(begin)
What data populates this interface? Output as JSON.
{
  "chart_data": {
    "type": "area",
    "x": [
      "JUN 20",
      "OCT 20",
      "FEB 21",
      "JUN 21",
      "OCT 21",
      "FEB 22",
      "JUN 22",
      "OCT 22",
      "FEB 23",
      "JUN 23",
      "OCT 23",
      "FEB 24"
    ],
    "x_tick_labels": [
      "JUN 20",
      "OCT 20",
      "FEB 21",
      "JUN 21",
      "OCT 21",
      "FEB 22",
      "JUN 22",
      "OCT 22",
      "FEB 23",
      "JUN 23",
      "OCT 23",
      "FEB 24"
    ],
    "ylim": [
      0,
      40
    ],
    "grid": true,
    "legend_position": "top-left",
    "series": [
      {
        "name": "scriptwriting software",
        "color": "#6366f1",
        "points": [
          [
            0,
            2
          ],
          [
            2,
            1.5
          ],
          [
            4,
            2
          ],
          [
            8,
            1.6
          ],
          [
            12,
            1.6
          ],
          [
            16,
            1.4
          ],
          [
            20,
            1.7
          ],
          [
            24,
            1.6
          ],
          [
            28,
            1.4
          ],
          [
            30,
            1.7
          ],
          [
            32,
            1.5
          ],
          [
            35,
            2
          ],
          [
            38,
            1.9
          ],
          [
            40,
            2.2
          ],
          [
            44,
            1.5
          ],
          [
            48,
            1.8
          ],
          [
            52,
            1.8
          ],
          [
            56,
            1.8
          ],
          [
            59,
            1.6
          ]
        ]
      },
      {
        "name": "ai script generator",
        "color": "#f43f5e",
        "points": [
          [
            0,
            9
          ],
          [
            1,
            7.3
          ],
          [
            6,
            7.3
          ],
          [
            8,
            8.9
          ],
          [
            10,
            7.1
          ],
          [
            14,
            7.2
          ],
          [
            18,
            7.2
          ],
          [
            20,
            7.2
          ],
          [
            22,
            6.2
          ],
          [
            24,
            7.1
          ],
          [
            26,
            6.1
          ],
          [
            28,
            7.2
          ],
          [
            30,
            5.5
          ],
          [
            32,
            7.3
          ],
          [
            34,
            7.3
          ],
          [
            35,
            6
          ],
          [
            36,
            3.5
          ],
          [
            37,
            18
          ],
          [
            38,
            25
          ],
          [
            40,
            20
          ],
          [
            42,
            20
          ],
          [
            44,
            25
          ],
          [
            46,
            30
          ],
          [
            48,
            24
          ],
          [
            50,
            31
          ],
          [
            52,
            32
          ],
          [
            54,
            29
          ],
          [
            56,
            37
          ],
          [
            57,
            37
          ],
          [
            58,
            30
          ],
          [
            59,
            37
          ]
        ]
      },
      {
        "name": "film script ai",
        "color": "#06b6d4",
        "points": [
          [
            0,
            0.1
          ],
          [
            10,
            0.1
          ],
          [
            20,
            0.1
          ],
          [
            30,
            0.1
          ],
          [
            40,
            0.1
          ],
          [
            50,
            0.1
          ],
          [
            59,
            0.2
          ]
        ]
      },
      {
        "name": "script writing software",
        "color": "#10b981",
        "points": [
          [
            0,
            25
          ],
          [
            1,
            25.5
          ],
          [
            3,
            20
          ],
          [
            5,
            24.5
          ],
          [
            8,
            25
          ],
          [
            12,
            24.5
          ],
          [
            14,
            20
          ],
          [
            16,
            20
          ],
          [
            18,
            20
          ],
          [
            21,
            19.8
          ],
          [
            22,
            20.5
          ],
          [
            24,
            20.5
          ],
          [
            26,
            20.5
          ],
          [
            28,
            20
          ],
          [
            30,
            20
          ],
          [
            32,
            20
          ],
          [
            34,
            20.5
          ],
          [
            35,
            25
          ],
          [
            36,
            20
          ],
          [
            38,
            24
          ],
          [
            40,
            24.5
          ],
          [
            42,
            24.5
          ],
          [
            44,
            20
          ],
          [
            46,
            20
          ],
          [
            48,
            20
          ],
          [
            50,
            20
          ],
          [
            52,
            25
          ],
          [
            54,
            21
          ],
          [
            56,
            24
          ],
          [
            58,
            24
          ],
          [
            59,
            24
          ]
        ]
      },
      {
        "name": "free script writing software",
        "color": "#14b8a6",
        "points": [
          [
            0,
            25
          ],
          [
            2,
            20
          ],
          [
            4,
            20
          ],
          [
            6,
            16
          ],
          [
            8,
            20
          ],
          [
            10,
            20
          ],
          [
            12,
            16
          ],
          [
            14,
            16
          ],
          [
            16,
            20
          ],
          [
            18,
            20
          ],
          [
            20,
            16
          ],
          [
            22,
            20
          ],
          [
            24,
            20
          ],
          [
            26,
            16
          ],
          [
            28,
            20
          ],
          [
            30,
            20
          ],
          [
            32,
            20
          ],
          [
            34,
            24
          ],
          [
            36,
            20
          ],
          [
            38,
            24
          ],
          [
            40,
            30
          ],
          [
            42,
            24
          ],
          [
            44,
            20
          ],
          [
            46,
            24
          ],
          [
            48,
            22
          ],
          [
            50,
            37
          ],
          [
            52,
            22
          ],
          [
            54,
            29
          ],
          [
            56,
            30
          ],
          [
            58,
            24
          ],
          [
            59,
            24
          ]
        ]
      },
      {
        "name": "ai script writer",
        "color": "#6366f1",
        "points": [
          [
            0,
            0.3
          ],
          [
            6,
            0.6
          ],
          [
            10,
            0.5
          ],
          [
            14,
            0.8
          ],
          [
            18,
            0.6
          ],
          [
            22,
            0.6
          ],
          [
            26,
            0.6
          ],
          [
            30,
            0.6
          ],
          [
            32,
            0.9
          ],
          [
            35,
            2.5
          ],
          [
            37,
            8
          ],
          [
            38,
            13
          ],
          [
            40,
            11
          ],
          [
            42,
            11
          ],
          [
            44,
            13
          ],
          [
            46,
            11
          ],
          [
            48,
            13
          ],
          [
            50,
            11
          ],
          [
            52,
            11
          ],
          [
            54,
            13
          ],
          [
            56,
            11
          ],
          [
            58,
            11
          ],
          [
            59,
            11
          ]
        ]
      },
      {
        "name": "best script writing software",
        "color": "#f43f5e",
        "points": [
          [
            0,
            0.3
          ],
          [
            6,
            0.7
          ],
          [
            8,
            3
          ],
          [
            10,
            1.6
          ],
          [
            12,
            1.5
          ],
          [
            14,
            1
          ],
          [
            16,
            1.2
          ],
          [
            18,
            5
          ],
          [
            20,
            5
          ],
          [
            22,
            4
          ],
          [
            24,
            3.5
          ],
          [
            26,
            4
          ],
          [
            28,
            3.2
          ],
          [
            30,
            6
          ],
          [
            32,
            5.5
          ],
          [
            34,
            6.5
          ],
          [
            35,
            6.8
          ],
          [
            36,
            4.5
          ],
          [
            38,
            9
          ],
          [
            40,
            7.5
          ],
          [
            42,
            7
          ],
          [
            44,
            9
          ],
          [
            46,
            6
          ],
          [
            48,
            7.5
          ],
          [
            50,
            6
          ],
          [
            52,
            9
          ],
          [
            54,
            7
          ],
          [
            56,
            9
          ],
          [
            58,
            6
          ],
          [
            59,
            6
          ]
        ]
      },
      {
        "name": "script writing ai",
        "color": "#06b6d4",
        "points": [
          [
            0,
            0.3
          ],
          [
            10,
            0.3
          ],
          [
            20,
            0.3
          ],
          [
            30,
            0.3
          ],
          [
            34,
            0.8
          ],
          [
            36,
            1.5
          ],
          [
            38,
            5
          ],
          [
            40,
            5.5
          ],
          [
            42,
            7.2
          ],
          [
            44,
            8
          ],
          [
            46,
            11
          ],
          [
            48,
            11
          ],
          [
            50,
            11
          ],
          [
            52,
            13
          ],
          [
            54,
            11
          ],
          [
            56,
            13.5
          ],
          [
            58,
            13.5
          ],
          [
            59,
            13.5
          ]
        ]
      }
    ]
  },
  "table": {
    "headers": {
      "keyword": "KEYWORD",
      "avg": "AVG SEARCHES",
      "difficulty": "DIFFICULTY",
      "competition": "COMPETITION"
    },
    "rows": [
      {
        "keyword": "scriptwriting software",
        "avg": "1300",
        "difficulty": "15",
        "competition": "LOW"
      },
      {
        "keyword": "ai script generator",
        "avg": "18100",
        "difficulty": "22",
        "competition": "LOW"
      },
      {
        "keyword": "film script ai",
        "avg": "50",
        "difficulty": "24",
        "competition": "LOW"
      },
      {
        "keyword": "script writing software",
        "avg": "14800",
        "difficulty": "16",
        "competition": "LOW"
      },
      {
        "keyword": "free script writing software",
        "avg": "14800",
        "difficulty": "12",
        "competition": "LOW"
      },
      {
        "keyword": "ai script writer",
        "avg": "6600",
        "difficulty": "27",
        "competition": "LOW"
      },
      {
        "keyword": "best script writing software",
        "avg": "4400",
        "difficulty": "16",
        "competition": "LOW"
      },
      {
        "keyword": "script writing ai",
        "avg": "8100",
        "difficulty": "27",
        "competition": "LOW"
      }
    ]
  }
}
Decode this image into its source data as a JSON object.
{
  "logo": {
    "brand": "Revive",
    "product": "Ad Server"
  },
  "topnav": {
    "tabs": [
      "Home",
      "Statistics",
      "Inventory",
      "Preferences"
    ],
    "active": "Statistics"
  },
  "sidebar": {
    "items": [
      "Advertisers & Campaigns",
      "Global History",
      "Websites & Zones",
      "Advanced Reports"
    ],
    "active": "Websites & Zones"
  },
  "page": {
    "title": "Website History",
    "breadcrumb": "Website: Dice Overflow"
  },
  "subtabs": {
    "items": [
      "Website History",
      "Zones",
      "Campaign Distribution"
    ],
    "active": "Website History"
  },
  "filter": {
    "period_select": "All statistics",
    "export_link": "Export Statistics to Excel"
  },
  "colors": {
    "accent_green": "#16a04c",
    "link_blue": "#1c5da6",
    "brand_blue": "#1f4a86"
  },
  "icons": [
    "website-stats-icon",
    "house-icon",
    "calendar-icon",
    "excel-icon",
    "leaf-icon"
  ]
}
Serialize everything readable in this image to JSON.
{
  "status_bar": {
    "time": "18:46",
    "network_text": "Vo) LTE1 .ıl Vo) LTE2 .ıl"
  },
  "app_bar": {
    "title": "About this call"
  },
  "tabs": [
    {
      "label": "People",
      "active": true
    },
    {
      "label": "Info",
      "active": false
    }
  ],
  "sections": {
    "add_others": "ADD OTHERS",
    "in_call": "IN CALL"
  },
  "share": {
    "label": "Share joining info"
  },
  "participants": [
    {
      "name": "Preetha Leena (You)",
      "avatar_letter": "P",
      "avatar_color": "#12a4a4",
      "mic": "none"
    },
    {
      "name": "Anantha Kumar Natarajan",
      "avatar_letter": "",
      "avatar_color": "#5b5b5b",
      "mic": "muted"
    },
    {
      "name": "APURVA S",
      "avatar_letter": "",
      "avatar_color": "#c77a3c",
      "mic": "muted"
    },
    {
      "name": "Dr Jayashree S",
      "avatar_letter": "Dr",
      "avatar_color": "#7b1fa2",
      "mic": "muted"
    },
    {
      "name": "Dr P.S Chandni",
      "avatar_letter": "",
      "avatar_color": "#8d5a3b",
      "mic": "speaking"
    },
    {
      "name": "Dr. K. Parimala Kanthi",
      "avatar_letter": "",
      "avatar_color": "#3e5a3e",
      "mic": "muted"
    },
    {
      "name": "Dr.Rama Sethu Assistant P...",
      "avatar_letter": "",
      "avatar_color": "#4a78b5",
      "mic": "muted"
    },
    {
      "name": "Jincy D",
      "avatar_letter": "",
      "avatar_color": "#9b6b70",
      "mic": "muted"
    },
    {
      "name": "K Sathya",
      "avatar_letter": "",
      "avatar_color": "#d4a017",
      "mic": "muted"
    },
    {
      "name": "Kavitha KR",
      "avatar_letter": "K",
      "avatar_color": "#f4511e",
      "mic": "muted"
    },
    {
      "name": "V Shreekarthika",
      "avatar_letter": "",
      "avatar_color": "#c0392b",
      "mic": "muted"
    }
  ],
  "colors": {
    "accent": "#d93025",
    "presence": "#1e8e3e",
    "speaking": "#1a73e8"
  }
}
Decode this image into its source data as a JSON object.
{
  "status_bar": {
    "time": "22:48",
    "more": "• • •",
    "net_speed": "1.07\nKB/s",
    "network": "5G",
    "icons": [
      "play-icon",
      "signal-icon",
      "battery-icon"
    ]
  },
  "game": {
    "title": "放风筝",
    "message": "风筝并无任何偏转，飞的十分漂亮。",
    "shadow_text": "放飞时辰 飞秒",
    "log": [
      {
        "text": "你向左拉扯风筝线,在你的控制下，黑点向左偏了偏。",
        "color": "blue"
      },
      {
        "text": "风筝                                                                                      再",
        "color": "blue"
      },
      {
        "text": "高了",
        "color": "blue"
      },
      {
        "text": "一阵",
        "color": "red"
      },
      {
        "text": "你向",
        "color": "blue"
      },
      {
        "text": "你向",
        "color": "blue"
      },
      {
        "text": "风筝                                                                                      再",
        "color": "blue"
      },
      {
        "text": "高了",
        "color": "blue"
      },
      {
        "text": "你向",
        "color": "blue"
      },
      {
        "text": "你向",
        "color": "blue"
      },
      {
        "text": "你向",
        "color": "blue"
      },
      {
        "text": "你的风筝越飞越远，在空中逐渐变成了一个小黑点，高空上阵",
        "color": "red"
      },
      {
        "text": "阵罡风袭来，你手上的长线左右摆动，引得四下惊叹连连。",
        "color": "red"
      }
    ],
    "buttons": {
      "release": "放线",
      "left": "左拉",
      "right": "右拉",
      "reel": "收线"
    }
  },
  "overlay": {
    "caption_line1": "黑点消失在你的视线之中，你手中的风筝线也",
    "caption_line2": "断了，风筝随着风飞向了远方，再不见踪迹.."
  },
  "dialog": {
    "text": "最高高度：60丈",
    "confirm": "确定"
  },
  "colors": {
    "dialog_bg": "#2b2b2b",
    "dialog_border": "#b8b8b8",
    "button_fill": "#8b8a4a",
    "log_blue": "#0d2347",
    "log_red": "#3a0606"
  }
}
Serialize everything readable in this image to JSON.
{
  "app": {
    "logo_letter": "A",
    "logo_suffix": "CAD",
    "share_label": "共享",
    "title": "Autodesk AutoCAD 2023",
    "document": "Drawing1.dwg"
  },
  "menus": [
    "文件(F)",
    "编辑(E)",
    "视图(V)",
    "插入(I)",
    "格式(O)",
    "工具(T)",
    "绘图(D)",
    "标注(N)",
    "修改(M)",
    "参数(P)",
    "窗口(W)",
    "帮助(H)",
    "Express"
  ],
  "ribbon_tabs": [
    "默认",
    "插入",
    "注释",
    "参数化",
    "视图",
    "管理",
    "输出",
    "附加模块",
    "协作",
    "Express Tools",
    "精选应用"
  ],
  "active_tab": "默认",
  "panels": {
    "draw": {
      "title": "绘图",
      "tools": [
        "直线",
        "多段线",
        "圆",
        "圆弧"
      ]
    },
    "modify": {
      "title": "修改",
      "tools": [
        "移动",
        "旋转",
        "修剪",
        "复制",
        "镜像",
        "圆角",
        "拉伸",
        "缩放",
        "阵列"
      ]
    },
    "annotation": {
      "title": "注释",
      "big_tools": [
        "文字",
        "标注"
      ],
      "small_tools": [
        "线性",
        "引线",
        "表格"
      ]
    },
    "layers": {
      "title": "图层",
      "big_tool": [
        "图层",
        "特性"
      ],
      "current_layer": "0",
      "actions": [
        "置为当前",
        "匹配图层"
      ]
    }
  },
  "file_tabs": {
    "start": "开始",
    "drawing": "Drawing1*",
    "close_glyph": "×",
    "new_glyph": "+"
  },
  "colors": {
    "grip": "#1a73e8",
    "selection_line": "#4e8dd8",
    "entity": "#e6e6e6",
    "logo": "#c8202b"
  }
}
(end)
WORK REQUIRED: Find how many lines include the string "generator" and report that number alone.

EXPECTED OUTPUT: 2